Extracts from a graphics dataset:
((

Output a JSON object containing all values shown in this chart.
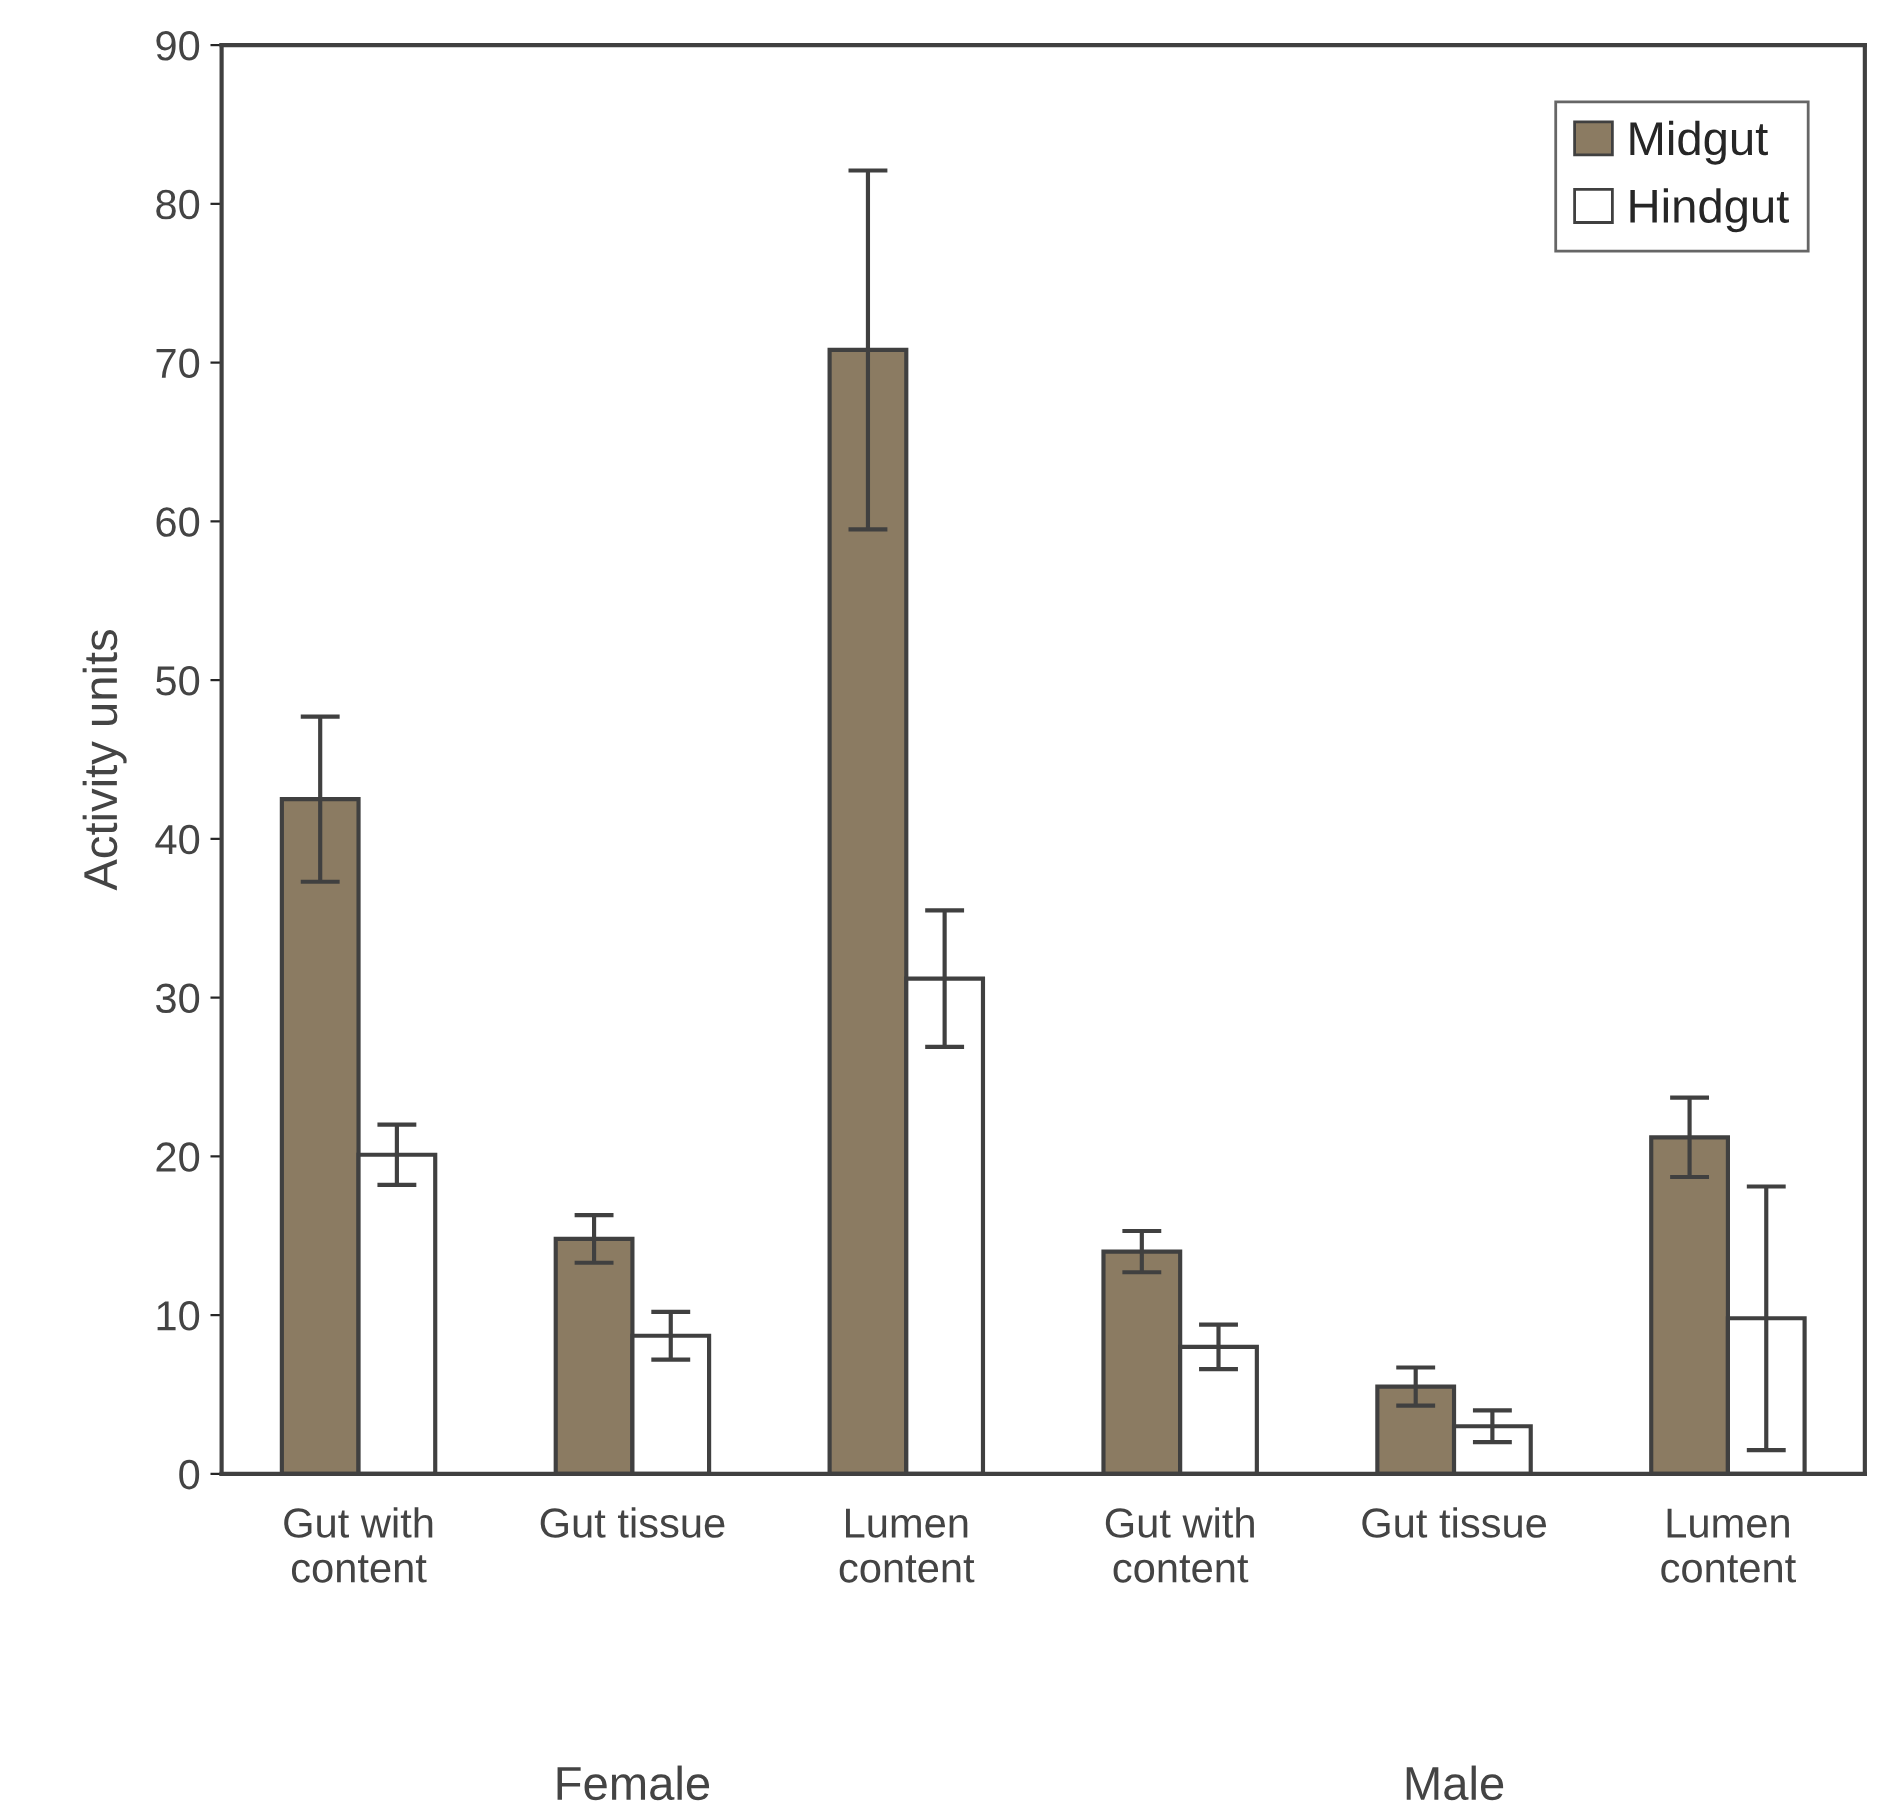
{
  "chart_data": {
    "type": "bar",
    "ylabel": "Activity units",
    "categories": [
      "Gut with\ncontent",
      "Gut tissue",
      "Lumen\ncontent",
      "Gut with\ncontent",
      "Gut tissue",
      "Lumen\ncontent"
    ],
    "series": [
      {
        "name": "Midgut",
        "color": "#8b7b62",
        "values": [
          42.5,
          14.8,
          70.8,
          14.0,
          5.5,
          21.2
        ],
        "errors": [
          5.2,
          1.5,
          11.3,
          1.3,
          1.2,
          2.5
        ]
      },
      {
        "name": "Hindgut",
        "color": "#ffffff",
        "values": [
          20.1,
          8.7,
          31.2,
          8.0,
          3.0,
          9.8
        ],
        "errors": [
          1.9,
          1.5,
          4.3,
          1.4,
          1.0,
          8.3
        ]
      }
    ],
    "ylim": [
      0,
      90
    ],
    "yticks": [
      0,
      10,
      20,
      30,
      40,
      50,
      60,
      70,
      80,
      90
    ],
    "grid": false,
    "legend": "top right",
    "annotations": [
      "Female",
      "Male"
    ]
  }
}
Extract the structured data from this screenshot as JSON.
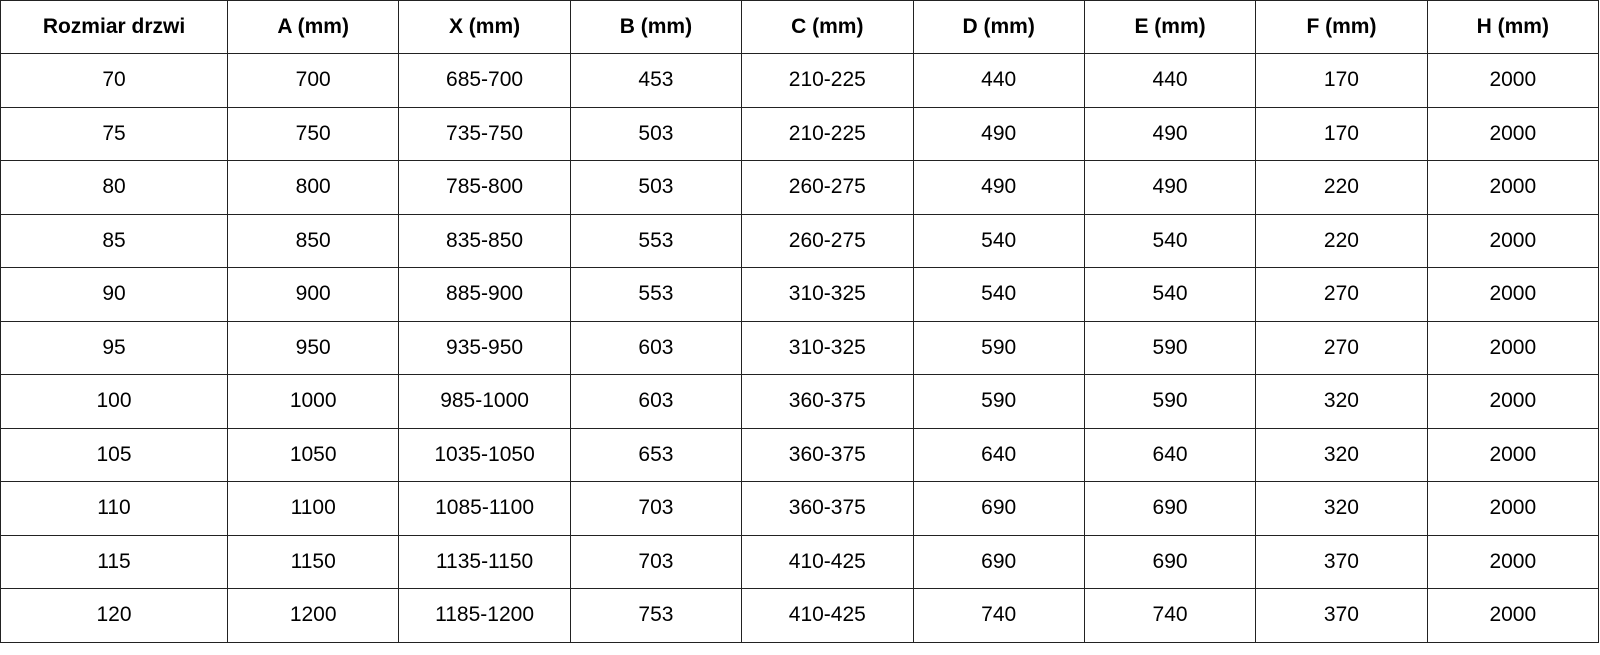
{
  "headers": [
    "Rozmiar drzwi",
    "A (mm)",
    "X (mm)",
    "B (mm)",
    "C (mm)",
    "D (mm)",
    "E (mm)",
    "F (mm)",
    "H (mm)"
  ],
  "rows": [
    [
      "70",
      "700",
      "685-700",
      "453",
      "210-225",
      "440",
      "440",
      "170",
      "2000"
    ],
    [
      "75",
      "750",
      "735-750",
      "503",
      "210-225",
      "490",
      "490",
      "170",
      "2000"
    ],
    [
      "80",
      "800",
      "785-800",
      "503",
      "260-275",
      "490",
      "490",
      "220",
      "2000"
    ],
    [
      "85",
      "850",
      "835-850",
      "553",
      "260-275",
      "540",
      "540",
      "220",
      "2000"
    ],
    [
      "90",
      "900",
      "885-900",
      "553",
      "310-325",
      "540",
      "540",
      "270",
      "2000"
    ],
    [
      "95",
      "950",
      "935-950",
      "603",
      "310-325",
      "590",
      "590",
      "270",
      "2000"
    ],
    [
      "100",
      "1000",
      "985-1000",
      "603",
      "360-375",
      "590",
      "590",
      "320",
      "2000"
    ],
    [
      "105",
      "1050",
      "1035-1050",
      "653",
      "360-375",
      "640",
      "640",
      "320",
      "2000"
    ],
    [
      "110",
      "1100",
      "1085-1100",
      "703",
      "360-375",
      "690",
      "690",
      "320",
      "2000"
    ],
    [
      "115",
      "1150",
      "1135-1150",
      "703",
      "410-425",
      "690",
      "690",
      "370",
      "2000"
    ],
    [
      "120",
      "1200",
      "1185-1200",
      "753",
      "410-425",
      "740",
      "740",
      "370",
      "2000"
    ]
  ]
}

))

Take every line containing the word "JSON" and copy it.

Output a JSON object containing all values shown in this chart.
Extract the structured data from this screenshot as JSON.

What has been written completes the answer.